[start]
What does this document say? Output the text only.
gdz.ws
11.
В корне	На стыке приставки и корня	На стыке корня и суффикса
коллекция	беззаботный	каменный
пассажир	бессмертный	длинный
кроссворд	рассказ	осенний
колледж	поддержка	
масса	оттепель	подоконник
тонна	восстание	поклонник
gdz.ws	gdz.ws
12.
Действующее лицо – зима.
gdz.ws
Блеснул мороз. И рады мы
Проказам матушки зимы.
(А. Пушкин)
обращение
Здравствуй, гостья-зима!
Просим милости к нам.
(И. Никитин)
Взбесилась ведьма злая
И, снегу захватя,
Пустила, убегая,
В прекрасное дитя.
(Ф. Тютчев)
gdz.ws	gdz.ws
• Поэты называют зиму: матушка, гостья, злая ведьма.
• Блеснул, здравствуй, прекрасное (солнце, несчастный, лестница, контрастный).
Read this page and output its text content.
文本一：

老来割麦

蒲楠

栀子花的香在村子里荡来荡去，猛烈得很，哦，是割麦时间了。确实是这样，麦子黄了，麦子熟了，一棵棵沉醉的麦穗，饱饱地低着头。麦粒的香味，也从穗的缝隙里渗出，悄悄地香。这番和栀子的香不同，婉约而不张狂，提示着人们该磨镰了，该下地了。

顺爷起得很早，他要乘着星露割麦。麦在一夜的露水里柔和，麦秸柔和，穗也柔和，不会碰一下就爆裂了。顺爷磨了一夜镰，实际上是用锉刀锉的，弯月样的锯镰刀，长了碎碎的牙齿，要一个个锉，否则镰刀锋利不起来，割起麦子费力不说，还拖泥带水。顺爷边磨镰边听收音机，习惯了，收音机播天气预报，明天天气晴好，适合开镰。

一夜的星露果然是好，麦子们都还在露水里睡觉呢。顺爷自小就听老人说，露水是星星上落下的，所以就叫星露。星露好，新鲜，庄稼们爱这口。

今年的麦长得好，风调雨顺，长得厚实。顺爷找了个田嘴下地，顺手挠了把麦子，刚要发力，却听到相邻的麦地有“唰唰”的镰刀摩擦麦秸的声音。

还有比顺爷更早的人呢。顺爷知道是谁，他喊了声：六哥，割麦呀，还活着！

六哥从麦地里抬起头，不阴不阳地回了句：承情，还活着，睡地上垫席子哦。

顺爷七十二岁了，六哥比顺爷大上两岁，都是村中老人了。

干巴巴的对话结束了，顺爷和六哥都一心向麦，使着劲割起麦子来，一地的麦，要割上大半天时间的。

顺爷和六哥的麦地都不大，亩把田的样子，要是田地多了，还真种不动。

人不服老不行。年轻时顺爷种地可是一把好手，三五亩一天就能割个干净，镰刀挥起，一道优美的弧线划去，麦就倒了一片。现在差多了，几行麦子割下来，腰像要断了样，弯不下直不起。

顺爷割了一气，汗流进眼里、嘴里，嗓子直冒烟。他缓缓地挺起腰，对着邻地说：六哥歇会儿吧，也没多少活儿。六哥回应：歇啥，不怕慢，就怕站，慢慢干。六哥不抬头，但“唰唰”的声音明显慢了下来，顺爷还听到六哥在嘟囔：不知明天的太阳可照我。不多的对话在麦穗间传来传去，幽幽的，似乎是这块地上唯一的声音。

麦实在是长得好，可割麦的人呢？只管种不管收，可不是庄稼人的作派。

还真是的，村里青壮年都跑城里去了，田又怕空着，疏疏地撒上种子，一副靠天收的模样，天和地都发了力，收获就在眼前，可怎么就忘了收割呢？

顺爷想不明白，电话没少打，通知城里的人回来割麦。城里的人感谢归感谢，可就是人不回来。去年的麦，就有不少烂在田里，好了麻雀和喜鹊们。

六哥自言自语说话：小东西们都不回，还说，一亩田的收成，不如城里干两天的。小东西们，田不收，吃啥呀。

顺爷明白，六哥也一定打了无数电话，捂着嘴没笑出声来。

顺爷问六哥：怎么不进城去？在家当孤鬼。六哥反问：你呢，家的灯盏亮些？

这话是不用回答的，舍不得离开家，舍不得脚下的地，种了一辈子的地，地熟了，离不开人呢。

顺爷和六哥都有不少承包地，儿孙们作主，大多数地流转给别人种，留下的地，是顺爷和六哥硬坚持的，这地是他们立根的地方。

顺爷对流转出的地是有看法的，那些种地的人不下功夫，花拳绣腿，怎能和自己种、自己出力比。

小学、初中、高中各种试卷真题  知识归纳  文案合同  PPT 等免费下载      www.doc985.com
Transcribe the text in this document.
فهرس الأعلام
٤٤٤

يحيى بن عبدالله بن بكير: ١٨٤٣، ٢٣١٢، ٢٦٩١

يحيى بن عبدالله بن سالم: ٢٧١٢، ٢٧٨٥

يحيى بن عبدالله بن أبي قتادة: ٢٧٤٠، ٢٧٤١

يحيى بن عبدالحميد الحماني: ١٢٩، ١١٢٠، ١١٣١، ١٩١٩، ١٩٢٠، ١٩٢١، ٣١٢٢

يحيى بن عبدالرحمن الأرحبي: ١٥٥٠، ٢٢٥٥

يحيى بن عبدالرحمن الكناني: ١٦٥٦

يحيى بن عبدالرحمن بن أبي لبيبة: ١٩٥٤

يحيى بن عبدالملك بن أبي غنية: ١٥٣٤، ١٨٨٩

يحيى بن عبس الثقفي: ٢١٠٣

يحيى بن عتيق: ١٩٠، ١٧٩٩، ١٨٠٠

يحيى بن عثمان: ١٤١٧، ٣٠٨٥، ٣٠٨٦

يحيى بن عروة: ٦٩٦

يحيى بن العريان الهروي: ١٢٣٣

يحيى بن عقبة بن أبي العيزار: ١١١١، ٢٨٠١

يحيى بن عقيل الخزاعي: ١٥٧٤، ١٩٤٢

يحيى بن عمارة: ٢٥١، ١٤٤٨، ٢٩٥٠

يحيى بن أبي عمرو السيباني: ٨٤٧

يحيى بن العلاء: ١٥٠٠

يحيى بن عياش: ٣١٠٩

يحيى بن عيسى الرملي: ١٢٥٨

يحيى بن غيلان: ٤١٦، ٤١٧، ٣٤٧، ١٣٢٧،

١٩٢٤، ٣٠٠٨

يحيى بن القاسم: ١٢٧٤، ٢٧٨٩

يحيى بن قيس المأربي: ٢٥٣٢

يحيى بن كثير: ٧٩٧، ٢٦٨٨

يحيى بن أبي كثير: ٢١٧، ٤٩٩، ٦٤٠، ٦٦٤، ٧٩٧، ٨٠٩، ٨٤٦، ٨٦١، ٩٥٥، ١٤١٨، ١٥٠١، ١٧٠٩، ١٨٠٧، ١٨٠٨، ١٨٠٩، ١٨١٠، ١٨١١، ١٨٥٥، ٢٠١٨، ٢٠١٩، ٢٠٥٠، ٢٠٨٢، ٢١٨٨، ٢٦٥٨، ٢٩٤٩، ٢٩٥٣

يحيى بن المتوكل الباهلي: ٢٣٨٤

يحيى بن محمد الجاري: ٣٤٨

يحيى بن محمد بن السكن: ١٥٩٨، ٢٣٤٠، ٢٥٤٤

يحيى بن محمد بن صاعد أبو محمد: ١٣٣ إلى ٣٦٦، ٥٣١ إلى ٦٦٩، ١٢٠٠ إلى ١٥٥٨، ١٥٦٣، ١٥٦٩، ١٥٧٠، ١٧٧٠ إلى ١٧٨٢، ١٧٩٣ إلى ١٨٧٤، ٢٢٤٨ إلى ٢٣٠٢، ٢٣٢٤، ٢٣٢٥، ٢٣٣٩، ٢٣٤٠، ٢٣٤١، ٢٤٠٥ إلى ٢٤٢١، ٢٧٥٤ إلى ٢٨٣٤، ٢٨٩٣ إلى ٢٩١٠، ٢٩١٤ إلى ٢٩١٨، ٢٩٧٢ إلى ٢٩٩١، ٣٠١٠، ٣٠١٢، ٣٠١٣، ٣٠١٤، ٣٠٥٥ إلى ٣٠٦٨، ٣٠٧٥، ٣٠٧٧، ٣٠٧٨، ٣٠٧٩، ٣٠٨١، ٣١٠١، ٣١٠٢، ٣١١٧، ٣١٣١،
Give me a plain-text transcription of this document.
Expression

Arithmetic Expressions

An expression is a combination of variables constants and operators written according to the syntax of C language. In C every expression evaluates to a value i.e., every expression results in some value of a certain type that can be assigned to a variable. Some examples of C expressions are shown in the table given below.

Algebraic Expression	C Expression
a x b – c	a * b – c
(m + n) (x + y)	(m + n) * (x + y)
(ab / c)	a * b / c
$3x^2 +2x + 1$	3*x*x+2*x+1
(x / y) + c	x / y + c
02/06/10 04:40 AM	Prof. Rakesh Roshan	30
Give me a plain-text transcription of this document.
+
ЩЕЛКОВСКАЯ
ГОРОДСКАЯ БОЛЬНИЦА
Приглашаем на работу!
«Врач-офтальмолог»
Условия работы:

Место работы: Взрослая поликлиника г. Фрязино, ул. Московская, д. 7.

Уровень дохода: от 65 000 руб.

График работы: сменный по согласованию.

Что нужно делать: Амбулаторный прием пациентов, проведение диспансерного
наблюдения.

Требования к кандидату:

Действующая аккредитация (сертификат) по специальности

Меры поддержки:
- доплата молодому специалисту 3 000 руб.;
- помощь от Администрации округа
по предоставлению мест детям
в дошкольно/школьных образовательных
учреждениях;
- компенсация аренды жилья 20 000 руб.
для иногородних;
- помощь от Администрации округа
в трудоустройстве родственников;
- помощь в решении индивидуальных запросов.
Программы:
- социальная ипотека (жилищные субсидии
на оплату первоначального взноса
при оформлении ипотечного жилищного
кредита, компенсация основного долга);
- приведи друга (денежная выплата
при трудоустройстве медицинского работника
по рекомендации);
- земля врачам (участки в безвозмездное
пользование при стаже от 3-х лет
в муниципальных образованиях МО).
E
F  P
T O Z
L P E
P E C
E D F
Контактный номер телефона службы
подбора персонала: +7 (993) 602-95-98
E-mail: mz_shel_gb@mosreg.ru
[end]
Exercise: Track down the lines that include the word "трудоустройстве" and copy them.

Reply:
в трудоустройстве родственников;
при трудоустройстве медицинского работника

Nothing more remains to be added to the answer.